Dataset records
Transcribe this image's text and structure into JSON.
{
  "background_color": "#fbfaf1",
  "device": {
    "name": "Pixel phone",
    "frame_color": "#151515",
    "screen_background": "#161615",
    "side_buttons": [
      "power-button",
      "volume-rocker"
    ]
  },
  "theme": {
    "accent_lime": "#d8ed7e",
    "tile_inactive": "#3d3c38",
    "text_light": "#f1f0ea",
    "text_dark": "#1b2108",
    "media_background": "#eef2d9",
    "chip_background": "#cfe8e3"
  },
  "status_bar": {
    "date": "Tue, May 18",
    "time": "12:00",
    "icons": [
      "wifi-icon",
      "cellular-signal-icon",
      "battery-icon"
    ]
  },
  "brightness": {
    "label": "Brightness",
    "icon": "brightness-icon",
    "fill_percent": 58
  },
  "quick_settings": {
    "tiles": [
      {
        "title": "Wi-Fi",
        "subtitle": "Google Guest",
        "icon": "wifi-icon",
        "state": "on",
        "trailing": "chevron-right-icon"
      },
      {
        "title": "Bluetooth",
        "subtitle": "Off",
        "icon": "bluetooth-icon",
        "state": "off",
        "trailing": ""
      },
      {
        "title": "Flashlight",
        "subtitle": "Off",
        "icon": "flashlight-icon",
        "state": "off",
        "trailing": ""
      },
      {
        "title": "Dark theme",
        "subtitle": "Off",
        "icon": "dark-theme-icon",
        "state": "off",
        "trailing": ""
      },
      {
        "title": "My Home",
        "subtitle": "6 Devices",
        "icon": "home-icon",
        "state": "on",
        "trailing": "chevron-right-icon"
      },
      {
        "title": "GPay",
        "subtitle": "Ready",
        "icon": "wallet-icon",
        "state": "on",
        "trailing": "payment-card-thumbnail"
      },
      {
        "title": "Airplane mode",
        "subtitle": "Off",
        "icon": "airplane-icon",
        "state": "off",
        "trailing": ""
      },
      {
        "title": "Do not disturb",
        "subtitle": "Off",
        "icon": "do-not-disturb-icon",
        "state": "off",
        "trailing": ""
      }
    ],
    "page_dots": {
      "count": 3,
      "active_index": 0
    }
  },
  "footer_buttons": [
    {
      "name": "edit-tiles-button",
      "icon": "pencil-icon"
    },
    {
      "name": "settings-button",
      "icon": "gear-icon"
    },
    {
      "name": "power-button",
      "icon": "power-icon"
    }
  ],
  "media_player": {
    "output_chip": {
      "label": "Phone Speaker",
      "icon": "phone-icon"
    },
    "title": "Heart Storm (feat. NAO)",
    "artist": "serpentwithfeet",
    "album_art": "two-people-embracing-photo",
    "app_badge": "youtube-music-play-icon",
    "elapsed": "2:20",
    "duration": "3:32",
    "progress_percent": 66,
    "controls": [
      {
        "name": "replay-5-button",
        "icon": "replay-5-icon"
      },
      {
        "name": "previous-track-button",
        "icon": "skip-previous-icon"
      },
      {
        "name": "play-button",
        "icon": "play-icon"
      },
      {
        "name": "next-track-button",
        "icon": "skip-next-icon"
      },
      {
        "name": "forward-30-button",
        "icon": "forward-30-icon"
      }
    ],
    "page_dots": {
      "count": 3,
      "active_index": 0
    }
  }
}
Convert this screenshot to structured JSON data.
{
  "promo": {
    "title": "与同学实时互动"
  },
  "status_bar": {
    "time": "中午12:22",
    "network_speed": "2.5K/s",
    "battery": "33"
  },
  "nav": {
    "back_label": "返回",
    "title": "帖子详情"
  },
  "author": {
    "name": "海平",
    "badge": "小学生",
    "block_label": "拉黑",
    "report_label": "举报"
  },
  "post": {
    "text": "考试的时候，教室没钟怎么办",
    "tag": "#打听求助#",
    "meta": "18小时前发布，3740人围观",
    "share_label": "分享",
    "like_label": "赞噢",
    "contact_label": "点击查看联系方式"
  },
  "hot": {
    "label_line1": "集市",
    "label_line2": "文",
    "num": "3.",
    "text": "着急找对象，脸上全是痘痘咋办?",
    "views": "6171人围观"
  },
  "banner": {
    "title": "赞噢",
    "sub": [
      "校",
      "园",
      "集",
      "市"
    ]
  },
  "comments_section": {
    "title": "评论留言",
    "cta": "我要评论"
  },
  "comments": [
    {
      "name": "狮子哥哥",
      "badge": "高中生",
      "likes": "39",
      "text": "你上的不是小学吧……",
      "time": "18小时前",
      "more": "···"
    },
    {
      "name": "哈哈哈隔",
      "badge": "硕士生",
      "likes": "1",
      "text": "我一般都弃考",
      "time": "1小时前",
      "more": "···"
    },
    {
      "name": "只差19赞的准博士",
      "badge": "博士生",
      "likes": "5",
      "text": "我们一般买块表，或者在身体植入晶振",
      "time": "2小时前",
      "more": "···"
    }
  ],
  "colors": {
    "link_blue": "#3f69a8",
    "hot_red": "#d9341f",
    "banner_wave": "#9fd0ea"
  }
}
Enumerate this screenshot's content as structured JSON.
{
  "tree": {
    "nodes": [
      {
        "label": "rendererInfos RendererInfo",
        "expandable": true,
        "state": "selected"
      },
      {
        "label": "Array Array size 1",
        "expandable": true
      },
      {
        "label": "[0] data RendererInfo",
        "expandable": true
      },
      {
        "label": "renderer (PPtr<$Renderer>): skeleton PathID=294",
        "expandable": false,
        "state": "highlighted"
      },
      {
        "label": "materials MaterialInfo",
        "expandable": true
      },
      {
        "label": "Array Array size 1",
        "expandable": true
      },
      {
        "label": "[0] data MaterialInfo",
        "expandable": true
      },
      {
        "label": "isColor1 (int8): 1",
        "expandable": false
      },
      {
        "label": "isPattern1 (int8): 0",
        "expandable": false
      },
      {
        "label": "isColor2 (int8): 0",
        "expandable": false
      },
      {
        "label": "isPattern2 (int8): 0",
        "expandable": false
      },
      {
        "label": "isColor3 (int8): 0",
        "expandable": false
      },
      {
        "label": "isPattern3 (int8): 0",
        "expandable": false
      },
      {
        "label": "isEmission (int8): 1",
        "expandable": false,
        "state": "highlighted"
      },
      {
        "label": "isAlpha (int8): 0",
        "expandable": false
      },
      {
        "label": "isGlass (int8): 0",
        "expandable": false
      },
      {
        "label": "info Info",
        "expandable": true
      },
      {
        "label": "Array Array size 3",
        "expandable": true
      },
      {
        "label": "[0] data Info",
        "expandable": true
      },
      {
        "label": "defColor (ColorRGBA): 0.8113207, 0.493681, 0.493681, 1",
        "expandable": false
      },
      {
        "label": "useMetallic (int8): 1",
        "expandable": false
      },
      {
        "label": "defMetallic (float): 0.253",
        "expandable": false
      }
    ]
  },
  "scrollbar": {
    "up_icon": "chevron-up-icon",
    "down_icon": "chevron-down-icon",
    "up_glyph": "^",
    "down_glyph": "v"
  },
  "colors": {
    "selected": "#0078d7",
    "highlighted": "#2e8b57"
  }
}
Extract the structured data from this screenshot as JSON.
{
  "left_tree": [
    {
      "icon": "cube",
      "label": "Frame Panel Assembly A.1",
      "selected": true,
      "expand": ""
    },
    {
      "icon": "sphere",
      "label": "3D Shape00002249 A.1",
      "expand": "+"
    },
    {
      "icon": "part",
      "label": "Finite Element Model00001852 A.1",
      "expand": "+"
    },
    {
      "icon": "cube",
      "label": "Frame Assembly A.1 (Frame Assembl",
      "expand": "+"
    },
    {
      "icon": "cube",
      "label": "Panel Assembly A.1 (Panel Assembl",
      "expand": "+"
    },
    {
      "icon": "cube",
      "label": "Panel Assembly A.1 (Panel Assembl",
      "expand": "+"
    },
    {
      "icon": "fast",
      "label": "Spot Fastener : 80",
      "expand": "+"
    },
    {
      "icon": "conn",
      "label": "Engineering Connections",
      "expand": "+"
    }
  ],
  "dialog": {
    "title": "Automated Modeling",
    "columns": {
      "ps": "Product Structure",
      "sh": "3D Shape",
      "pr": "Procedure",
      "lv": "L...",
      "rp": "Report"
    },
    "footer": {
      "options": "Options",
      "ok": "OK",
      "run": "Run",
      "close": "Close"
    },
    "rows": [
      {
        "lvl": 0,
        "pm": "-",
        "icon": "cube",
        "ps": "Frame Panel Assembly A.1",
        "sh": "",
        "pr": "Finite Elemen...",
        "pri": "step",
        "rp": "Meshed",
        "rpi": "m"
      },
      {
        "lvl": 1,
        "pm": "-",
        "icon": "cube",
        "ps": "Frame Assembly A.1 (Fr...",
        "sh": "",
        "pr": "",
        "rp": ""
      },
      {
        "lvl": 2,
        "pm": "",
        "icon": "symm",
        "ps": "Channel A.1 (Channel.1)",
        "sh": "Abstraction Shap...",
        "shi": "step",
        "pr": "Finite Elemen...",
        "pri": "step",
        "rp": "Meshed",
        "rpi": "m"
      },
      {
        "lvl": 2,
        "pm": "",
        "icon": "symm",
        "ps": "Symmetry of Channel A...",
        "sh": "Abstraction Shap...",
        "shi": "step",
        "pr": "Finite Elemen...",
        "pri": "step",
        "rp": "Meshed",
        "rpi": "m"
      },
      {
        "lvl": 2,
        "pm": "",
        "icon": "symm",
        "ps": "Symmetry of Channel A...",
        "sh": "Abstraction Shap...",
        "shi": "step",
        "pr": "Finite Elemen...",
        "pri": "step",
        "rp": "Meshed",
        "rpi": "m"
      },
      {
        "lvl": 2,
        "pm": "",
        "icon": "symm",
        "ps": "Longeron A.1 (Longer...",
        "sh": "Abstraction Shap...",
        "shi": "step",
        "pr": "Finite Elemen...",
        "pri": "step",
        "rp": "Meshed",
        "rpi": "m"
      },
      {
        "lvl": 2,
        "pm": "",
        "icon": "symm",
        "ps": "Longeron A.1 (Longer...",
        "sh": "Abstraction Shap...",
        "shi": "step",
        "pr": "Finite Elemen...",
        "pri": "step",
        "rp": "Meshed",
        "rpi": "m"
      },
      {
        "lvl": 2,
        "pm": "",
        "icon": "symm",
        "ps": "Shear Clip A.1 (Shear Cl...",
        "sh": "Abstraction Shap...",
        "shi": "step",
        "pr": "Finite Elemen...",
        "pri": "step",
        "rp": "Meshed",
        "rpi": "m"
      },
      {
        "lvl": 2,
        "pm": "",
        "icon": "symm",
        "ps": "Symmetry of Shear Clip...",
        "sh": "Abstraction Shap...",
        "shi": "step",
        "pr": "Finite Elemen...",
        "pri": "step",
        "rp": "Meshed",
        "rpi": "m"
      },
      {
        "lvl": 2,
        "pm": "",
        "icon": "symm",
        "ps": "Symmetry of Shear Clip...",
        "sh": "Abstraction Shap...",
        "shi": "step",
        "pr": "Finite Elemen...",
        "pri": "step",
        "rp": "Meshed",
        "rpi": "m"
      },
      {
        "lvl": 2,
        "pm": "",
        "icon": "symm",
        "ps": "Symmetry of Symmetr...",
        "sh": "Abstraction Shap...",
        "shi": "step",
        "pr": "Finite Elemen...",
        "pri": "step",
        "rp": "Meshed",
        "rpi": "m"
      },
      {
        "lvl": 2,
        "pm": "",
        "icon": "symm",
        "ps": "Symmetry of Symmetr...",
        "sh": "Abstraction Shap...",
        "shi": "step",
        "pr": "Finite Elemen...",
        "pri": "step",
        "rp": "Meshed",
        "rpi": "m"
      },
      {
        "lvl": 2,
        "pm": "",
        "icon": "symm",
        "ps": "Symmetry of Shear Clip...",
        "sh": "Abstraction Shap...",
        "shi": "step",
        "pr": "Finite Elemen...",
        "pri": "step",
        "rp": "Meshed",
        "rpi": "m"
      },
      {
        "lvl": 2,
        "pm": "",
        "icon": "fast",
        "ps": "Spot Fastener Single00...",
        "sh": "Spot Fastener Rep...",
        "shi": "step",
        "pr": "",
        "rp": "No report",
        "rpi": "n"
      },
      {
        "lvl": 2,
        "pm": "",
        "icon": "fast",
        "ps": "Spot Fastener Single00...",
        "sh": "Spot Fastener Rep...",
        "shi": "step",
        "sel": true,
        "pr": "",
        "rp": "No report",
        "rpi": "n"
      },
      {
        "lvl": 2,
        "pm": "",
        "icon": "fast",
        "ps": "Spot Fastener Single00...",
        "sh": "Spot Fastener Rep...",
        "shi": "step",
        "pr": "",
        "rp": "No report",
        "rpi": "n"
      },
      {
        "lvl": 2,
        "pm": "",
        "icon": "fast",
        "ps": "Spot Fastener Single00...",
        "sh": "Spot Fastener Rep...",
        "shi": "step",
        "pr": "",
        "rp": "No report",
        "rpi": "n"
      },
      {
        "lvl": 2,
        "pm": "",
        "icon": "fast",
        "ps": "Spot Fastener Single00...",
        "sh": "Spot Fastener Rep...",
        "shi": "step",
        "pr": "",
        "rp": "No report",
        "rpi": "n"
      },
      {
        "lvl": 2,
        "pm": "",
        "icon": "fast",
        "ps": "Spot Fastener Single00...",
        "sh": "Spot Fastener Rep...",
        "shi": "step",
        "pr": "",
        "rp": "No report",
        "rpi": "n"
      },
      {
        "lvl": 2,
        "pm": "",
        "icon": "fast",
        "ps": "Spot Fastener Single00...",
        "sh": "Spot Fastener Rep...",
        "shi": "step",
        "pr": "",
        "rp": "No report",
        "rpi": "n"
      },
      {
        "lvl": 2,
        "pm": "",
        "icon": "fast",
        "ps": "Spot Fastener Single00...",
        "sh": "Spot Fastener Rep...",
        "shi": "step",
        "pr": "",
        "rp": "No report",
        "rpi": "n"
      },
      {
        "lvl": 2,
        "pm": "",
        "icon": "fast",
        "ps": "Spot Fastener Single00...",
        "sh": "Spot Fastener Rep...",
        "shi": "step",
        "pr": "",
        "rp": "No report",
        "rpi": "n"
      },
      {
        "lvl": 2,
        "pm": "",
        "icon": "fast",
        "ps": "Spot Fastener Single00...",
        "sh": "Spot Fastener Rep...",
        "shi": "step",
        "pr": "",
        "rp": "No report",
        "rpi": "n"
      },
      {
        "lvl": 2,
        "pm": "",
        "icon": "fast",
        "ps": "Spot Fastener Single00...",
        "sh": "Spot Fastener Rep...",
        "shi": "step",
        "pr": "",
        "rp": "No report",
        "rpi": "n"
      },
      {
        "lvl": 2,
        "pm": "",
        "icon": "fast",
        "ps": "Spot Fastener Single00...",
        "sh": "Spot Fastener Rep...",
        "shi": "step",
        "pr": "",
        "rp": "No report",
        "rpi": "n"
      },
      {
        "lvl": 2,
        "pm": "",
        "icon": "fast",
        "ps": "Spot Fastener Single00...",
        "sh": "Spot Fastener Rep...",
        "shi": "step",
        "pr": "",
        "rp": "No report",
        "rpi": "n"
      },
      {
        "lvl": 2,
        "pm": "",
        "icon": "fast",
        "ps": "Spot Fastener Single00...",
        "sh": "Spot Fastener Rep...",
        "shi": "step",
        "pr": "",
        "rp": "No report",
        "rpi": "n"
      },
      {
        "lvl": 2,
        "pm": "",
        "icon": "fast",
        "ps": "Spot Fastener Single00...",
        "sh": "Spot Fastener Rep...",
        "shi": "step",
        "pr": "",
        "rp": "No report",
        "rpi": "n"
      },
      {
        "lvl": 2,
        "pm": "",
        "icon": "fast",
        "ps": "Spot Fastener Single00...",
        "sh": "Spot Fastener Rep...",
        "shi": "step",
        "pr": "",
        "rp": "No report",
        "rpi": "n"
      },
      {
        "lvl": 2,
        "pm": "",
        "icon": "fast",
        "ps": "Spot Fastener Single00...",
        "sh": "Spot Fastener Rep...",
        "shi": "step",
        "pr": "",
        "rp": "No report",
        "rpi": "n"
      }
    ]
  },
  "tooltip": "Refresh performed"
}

Exercise requirements: Copy all lines from the material that hold "screenshot".

Task response:
Convert this screenshot to structured JSON data.
Enumerate this screenshot's content as structured JSON.
Extract the structured data from this screenshot as JSON.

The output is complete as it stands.